▸ DOCUMENT SECTION

COMMONWEALTH v. JAMES J., a Juvenile. ( 2023 )


Menu:
  • NOTICE: Summary decisions issued by the Appeals Court pursuant to M.A.C. Rule
    23.0, as appearing in 
    97 Mass. App. Ct. 1017
     (2020) (formerly known as rule 1:28,
    as amended by 
    73 Mass. App. Ct. 1001
     [2009]), are primarily directed to the parties
    and, therefore, may not fully address the facts of the case or the panel's
    decisional rationale. Moreover, such decisions are not circulated to the entire
    court and, therefore, represent only the views of the panel that decided the case.
    A summary decision pursuant to rule 23.0 or rule 1:28 issued after February 25,
    2008, may be cited for its persuasive value but, because of the limitations noted
    above, not as binding precedent. See Chace v. Curran, 
    71 Mass. App. Ct. 258
    , 260
    n.4 (2008).
    COMMONWEALTH OF MASSACHUSETTS
    APPEALS COURT
    22-P-112
    COMMONWEALTH
    vs.
    JAMES J., a juvenile.
    MEMORANDUM AND ORDER PURSUANT TO RULE 23.0
    After a jury-waived trial, the juvenile was adjudicated
    delinquent for three counts of aggravated rape, two counts of
    assault and battery by means of a dangerous weapon, and two
    counts of assault and battery.         On appeal, the juvenile raises a
    variety of issues, none of which merit relief, and we affirm.
    1.   First complaint rule.       The juvenile claims that in
    several instances, reports of the victim's assault were admitted
    in evidence in violation of the first complaint rule.               See
    Commonwealth v. King, 
    445 Mass. 217
    , 242-243 (2005), cert.
    denied, 
    546 U.S. 1216
     (2006).         These reports include the
    testimony of a Home Depot employee and a Massachusetts Constable
    Officer that a Home Depot manager told them there had been a
    rape or assault; the Massachusetts Constable Officer's testimony
    that he became aware of a sexual assault over the scanner; the
    Boston police report of a rape to the sexual assault unit; and
    the victim's report of the incident to Sergeant Coughlin and to
    the Sexual Assault Nurse Examiner (SANE) nurse.    On no occasion
    relative to this testimony did the juvenile lodge an objection.

▸ PARTS OF THE EXERCISE
A. From the court memorandum, copy word for word the part that opens with the words containing "A summary decision" and closes with "n.4 (2008).".
B. According to the court memorandum, on what counts was the juvenile adjudicated delinquent after the jury-waived trial?

▸ DATA SEGMENT
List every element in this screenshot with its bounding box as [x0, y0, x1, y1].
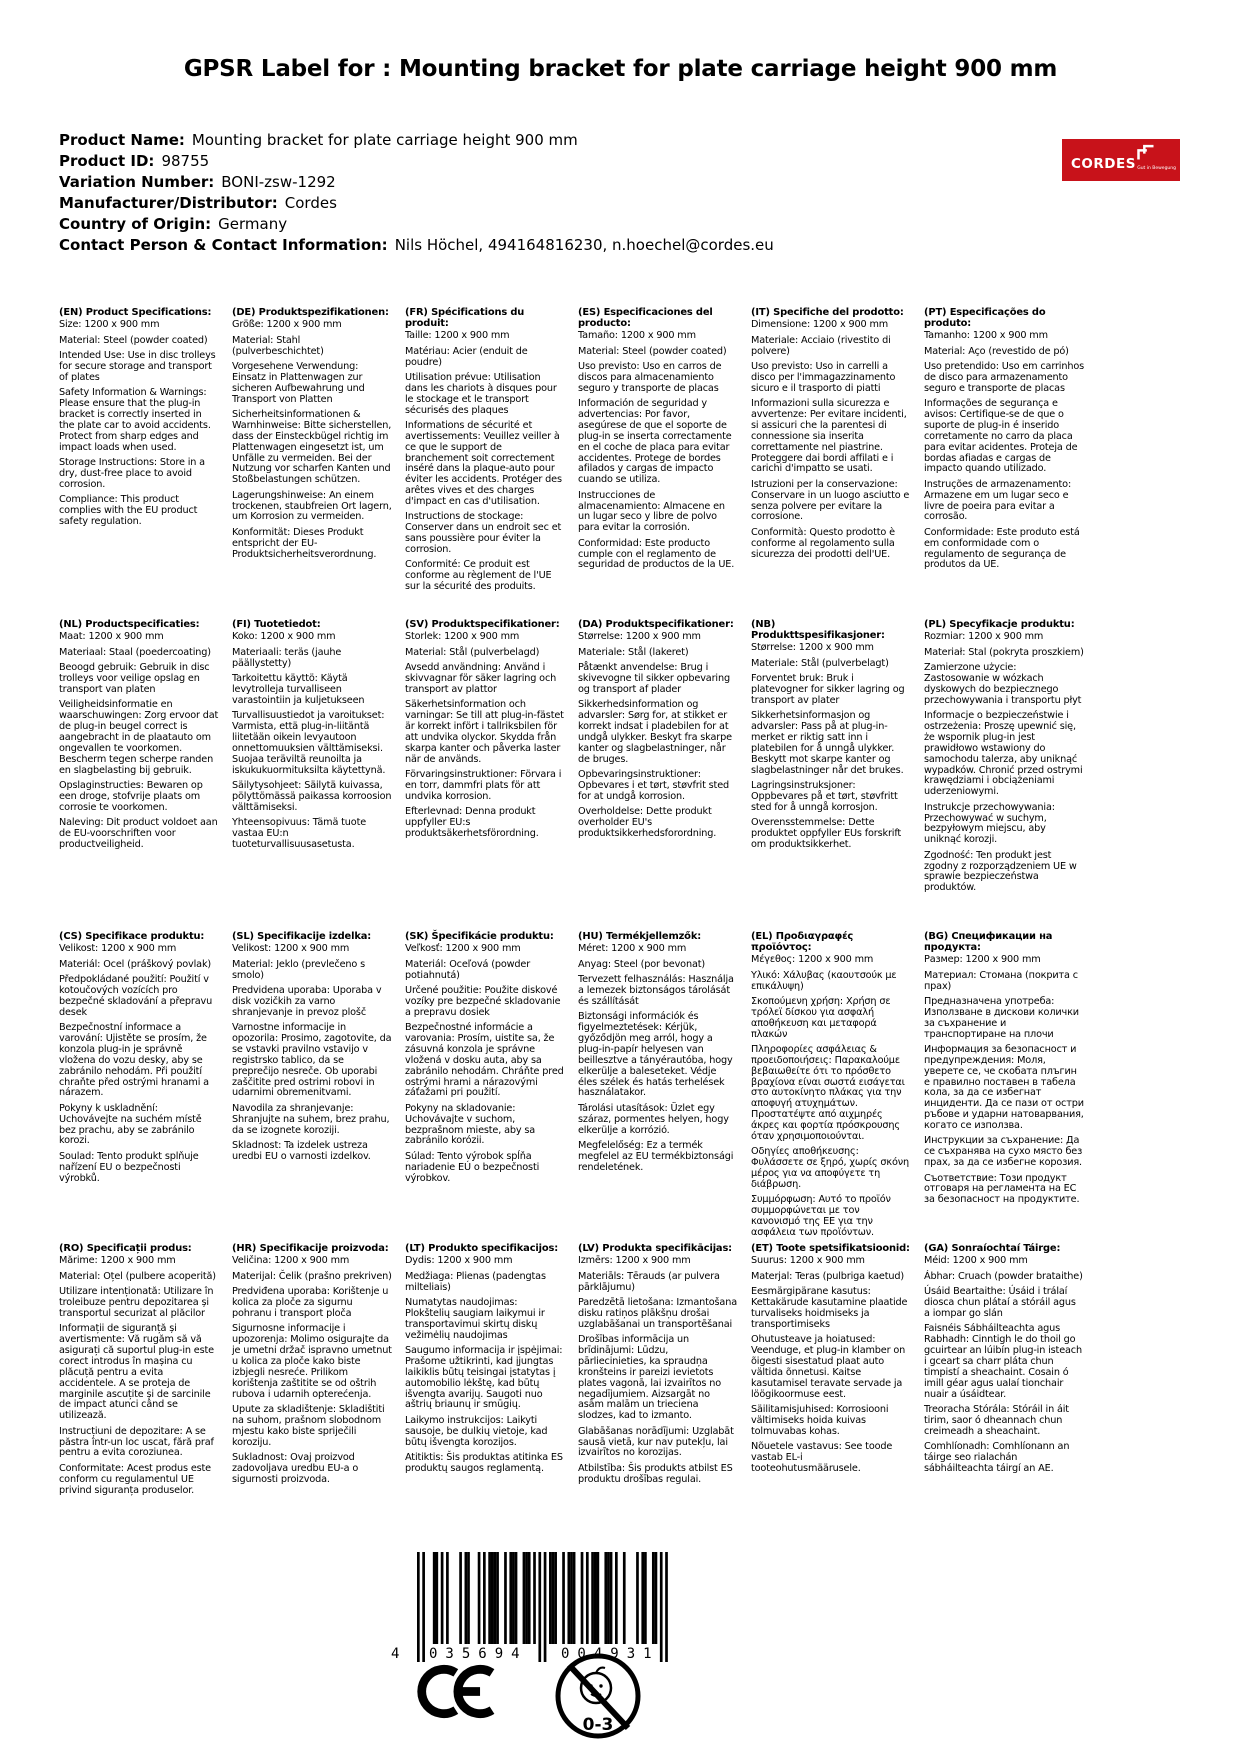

▸ SET OF ANSWERS
A.
A summary decision pursuant to rule 23.0 or rule 1:28 issued after February 25,
    2008, may be cited for its persuasive value but, because of the limitations noted
    above, not as binding precedent. See Chace v. Curran, 
    71 Mass. App. Ct. 258
    , 260
    n.4 (2008).

B. Three counts of aggravated rape, two counts of assault and battery by means of a dangerous weapon, and two counts of assault and battery.